[Prompt] Every line below that holds the string "возможных" should be copied out.

[Records shown]

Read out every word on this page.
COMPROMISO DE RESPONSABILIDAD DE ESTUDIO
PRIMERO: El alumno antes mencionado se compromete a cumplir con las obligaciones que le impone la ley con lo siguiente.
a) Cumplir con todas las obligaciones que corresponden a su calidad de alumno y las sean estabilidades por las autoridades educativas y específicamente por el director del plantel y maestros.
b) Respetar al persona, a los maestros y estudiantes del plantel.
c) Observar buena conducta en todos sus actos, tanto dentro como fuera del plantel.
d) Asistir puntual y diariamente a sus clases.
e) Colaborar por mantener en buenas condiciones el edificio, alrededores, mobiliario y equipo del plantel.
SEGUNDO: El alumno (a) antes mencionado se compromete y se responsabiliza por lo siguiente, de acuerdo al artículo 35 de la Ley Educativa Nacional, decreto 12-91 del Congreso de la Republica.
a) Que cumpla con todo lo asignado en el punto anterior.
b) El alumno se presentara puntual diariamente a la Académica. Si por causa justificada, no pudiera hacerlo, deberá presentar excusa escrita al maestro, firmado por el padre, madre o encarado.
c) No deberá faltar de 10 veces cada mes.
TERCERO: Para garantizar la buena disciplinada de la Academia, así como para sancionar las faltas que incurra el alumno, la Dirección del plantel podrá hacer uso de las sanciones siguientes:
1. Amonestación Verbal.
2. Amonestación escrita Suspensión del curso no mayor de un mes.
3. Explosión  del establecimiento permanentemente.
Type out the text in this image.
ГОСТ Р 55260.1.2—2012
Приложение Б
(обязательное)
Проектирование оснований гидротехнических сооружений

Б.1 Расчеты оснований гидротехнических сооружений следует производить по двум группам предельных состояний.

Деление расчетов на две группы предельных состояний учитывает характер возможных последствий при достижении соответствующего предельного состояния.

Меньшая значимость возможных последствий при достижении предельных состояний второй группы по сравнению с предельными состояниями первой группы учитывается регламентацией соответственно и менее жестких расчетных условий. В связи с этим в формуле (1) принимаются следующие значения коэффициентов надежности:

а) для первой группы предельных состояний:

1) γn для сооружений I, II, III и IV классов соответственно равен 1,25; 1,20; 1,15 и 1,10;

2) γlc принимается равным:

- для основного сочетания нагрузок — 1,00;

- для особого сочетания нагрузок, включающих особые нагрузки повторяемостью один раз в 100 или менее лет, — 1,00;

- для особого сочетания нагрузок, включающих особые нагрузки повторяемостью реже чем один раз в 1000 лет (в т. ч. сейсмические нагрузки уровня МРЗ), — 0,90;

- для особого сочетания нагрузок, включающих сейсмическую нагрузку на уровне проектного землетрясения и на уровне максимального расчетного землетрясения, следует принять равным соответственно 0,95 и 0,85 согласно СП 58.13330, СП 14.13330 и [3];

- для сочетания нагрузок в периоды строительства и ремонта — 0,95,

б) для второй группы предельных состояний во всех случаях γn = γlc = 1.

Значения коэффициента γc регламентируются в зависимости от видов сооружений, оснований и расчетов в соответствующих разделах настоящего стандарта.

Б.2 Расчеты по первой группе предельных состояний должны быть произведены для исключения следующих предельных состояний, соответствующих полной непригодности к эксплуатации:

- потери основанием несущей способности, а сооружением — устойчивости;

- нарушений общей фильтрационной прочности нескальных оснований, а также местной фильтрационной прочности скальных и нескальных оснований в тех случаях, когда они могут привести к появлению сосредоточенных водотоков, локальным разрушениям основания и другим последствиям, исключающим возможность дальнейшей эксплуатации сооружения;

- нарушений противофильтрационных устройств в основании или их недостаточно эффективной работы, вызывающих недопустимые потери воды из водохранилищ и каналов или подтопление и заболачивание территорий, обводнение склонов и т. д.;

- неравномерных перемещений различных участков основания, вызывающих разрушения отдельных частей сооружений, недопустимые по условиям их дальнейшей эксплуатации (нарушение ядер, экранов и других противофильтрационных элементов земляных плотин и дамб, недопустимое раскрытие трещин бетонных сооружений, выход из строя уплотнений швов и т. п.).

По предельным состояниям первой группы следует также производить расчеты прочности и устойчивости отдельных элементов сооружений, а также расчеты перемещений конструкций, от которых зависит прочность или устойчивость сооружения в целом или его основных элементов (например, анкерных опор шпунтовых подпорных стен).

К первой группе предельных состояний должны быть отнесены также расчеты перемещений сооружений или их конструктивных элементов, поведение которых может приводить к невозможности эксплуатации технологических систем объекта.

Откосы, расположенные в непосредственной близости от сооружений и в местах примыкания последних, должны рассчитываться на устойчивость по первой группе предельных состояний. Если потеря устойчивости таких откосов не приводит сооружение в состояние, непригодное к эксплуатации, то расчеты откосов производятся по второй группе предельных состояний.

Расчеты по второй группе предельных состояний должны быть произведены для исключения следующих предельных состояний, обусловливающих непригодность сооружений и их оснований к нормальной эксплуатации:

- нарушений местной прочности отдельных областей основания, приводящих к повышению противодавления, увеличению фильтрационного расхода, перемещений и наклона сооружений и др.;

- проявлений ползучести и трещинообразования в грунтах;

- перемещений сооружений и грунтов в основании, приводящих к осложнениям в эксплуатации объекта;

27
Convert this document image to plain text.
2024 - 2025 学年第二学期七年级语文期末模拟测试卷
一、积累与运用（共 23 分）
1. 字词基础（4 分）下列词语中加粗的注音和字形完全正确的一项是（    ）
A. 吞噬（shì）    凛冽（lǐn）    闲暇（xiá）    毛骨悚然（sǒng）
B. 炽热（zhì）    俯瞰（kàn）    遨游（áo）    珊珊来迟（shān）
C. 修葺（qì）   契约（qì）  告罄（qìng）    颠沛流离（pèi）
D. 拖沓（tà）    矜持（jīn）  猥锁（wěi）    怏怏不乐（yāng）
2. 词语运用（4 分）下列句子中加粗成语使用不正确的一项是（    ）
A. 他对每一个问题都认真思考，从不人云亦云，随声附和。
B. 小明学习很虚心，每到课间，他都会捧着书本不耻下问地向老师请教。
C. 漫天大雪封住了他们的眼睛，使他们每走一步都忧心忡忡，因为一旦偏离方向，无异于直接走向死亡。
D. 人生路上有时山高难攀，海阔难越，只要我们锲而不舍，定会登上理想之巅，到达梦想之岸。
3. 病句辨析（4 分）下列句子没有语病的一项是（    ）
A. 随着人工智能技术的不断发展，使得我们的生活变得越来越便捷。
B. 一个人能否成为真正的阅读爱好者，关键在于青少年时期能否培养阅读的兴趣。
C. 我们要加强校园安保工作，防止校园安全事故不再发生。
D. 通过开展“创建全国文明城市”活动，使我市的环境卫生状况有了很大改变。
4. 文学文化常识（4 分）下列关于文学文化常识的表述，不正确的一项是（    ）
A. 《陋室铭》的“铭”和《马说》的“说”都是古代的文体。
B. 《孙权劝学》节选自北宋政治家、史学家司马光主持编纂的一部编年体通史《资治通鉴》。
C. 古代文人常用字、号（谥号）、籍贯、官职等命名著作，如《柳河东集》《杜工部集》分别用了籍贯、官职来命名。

[Result of this exercise]
Деление расчетов на две группы предельных состояний учитывает характер возможных последствий при достижении соответствующего предельного состояния.
Меньшая значимость возможных последствий при достижении предельных состояний второй группы по сравнению с предельными состояниями первой группы учитывается регламентацией соответственно и менее жестких расчетных условий. В связи с этим в формуле (1) принимаются следующие значения коэффициентов надежности:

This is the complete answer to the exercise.